Quote the full listing word for word.

>> BEGIN

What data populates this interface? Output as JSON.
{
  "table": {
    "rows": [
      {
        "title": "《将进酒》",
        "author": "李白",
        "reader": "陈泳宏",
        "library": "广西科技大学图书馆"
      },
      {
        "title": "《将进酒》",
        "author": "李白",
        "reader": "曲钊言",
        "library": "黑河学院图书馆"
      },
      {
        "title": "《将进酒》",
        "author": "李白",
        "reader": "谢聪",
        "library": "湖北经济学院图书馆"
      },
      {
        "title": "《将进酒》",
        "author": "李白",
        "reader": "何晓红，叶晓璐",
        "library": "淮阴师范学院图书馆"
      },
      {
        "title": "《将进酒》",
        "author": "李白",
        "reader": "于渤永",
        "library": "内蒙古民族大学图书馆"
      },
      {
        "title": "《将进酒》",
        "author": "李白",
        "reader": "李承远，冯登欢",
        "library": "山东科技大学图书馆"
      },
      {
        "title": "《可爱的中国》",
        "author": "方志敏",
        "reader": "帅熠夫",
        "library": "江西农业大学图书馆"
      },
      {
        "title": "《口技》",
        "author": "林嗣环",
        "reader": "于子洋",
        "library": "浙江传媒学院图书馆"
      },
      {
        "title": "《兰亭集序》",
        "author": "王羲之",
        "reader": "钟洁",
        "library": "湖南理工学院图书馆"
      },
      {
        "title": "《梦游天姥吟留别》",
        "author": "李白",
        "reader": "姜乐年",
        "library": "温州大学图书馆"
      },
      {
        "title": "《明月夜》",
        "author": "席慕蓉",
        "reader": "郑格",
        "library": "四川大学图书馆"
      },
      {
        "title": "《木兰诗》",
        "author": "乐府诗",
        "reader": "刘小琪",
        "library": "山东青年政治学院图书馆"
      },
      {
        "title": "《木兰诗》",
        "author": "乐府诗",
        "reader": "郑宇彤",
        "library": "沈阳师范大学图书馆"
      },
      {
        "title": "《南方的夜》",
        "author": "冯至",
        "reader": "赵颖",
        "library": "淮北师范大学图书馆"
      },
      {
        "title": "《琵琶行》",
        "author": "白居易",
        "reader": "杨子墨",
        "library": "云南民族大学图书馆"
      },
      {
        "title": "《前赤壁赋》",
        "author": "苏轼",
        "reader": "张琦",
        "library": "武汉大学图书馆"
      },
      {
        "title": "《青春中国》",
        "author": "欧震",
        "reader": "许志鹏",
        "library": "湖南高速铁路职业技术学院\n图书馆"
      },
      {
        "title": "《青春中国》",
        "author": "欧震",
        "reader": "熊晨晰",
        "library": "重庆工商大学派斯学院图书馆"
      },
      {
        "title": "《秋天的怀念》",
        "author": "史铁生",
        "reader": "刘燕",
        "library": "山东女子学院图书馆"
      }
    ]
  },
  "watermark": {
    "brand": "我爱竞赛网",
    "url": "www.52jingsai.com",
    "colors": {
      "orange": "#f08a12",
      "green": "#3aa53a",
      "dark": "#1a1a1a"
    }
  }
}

>> END

Task answer
What data populates this interface? Output as JSON.
{
  "table": {
    "rows": [
      {
        "title": "《将进酒》",
        "author": "李白",
        "reader": "陈泳宏",
        "library": "广西科技大学图书馆"
      },
      {
        "title": "《将进酒》",
        "author": "李白",
        "reader": "曲钊言",
        "library": "黑河学院图书馆"
      },
      {
        "title": "《将进酒》",
        "author": "李白",
        "reader": "谢聪",
        "library": "湖北经济学院图书馆"
      },
      {
        "title": "《将进酒》",
        "author": "李白",
        "reader": "何晓红，叶晓璐",
        "library": "淮阴师范学院图书馆"
      },
      {
        "title": "《将进酒》",
        "author": "李白",
        "reader": "于渤永",
        "library": "内蒙古民族大学图书馆"
      },
      {
        "title": "《将进酒》",
        "author": "李白",
        "reader": "李承远，冯登欢",
        "library": "山东科技大学图书馆"
      },
      {
        "title": "《可爱的中国》",
        "author": "方志敏",
        "reader": "帅熠夫",
        "library": "江西农业大学图书馆"
      },
      {
        "title": "《口技》",
        "author": "林嗣环",
        "reader": "于子洋",
        "library": "浙江传媒学院图书馆"
      },
      {
        "title": "《兰亭集序》",
        "author": "王羲之",
        "reader": "钟洁",
        "library": "湖南理工学院图书馆"
      },
      {
        "title": "《梦游天姥吟留别》",
        "author": "李白",
        "reader": "姜乐年",
        "library": "温州大学图书馆"
      },
      {
        "title": "《明月夜》",
        "author": "席慕蓉",
        "reader": "郑格",
        "library": "四川大学图书馆"
      },
      {
        "title": "《木兰诗》",
        "author": "乐府诗",
        "reader": "刘小琪",
        "library": "山东青年政治学院图书馆"
      },
      {
        "title": "《木兰诗》",
        "author": "乐府诗",
        "reader": "郑宇彤",
        "library": "沈阳师范大学图书馆"
      },
      {
        "title": "《南方的夜》",
        "author": "冯至",
        "reader": "赵颖",
        "library": "淮北师范大学图书馆"
      },
      {
        "title": "《琵琶行》",
        "author": "白居易",
        "reader": "杨子墨",
        "library": "云南民族大学图书馆"
      },
      {
        "title": "《前赤壁赋》",
        "author": "苏轼",
        "reader": "张琦",
        "library": "武汉大学图书馆"
      },
      {
        "title": "《青春中国》",
        "author": "欧震",
        "reader": "许志鹏",
        "library": "湖南高速铁路职业技术学院\n图书馆"
      },
      {
        "title": "《青春中国》",
        "author": "欧震",
        "reader": "熊晨晰",
        "library": "重庆工商大学派斯学院图书馆"
      },
      {
        "title": "《秋天的怀念》",
        "author": "史铁生",
        "reader": "刘燕",
        "library": "山东女子学院图书馆"
      }
    ]
  },
  "watermark": {
    "brand": "我爱竞赛网",
    "url": "www.52jingsai.com",
    "colors": {
      "orange": "#f08a12",
      "green": "#3aa53a",
      "dark": "#1a1a1a"
    }
  }
}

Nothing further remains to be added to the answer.